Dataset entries
┄┄┄┄┄┄┄┄┄┄

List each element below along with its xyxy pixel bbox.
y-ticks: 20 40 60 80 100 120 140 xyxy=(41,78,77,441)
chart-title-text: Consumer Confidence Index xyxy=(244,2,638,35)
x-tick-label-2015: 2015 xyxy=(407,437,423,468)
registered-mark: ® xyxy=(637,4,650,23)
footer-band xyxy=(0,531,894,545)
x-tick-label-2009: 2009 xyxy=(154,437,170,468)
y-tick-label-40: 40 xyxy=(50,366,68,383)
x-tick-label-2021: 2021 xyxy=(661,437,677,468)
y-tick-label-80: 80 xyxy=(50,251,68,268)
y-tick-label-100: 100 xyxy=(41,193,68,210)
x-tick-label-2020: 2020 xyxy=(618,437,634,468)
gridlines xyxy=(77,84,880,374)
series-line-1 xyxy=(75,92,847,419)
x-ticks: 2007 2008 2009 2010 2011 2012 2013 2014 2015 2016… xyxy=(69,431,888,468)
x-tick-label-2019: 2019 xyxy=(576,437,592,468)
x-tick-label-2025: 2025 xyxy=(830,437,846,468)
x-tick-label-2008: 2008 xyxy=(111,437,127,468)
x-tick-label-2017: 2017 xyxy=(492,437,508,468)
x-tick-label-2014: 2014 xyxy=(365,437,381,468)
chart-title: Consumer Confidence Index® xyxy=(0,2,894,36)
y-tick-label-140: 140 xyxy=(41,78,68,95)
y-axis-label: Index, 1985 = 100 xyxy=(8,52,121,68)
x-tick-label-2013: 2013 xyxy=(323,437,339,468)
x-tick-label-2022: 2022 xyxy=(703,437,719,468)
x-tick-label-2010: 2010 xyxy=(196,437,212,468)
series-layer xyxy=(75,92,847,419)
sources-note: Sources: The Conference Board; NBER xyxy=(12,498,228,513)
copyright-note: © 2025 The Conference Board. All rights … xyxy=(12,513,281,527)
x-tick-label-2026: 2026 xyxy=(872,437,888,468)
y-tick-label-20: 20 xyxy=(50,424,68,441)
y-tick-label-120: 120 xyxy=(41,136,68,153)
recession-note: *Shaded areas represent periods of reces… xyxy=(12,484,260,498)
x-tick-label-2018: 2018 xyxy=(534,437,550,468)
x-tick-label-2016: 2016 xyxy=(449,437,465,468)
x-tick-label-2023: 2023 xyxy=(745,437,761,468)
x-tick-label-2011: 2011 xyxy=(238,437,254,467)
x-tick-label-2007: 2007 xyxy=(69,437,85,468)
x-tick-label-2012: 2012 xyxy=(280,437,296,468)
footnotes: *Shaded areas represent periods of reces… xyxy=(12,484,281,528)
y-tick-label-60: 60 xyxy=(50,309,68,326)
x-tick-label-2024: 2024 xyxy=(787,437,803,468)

┄┄┄┄┄┄┄┄┄┄

Problem requirements
Recast the lines of every record above as a JSON list of strings, one string per line, leaving out blank lines.

Solution to this problem
[
  "List each element below along with its xyxy pixel bbox.",
  "y-ticks: 20 40 60 80 100 120 140 xyxy=(41,78,77,441)",
  "chart-title-text: Consumer Confidence Index xyxy=(244,2,638,35)",
  "x-tick-label-2015: 2015 xyxy=(407,437,423,468)",
  "registered-mark: ® xyxy=(637,4,650,23)",
  "footer-band xyxy=(0,531,894,545)",
  "x-tick-label-2009: 2009 xyxy=(154,437,170,468)",
  "y-tick-label-40: 40 xyxy=(50,366,68,383)",
  "x-tick-label-2021: 2021 xyxy=(661,437,677,468)",
  "y-tick-label-80: 80 xyxy=(50,251,68,268)",
  "y-tick-label-100: 100 xyxy=(41,193,68,210)",
  "x-tick-label-2020: 2020 xyxy=(618,437,634,468)",
  "gridlines xyxy=(77,84,880,374)",
  "series-line-1 xyxy=(75,92,847,419)",
  "x-ticks: 2007 2008 2009 2010 2011 2012 2013 2014 2015 2016… xyxy=(69,431,888,468)",
  "x-tick-label-2019: 2019 xyxy=(576,437,592,468)",
  "x-tick-label-2025: 2025 xyxy=(830,437,846,468)",
  "x-tick-label-2008: 2008 xyxy=(111,437,127,468)",
  "x-tick-label-2017: 2017 xyxy=(492,437,508,468)",
  "x-tick-label-2014: 2014 xyxy=(365,437,381,468)",
  "chart-title: Consumer Confidence Index® xyxy=(0,2,894,36)",
  "y-tick-label-140: 140 xyxy=(41,78,68,95)",
  "y-axis-label: Index, 1985 = 100 xyxy=(8,52,121,68)",
  "x-tick-label-2013: 2013 xyxy=(323,437,339,468)",
  "x-tick-label-2022: 2022 xyxy=(703,437,719,468)",
  "x-tick-label-2010: 2010 xyxy=(196,437,212,468)",
  "series-layer xyxy=(75,92,847,419)",
  "sources-note: Sources: The Conference Board; NBER xyxy=(12,498,228,513)",
  "copyright-note: © 2025 The Conference Board. All rights … xyxy=(12,513,281,527)",
  "x-tick-label-2026: 2026 xyxy=(872,437,888,468)",
  "y-tick-label-20: 20 xyxy=(50,424,68,441)",
  "y-tick-label-120: 120 xyxy=(41,136,68,153)",
  "recession-note: *Shaded areas represent periods of reces… xyxy=(12,484,260,498)",
  "x-tick-label-2018: 2018 xyxy=(534,437,550,468)",
  "x-tick-label-2016: 2016 xyxy=(449,437,465,468)",
  "x-tick-label-2023: 2023 xyxy=(745,437,761,468)",
  "x-tick-label-2011: 2011 xyxy=(238,437,254,467)",
  "x-tick-label-2007: 2007 xyxy=(69,437,85,468)",
  "x-tick-label-2012: 2012 xyxy=(280,437,296,468)",
  "footnotes: *Shaded areas represent periods of reces… xyxy=(12,484,281,528)",
  "y-tick-label-60: 60 xyxy=(50,309,68,326)",
  "x-tick-label-2024: 2024 xyxy=(787,437,803,468)"
]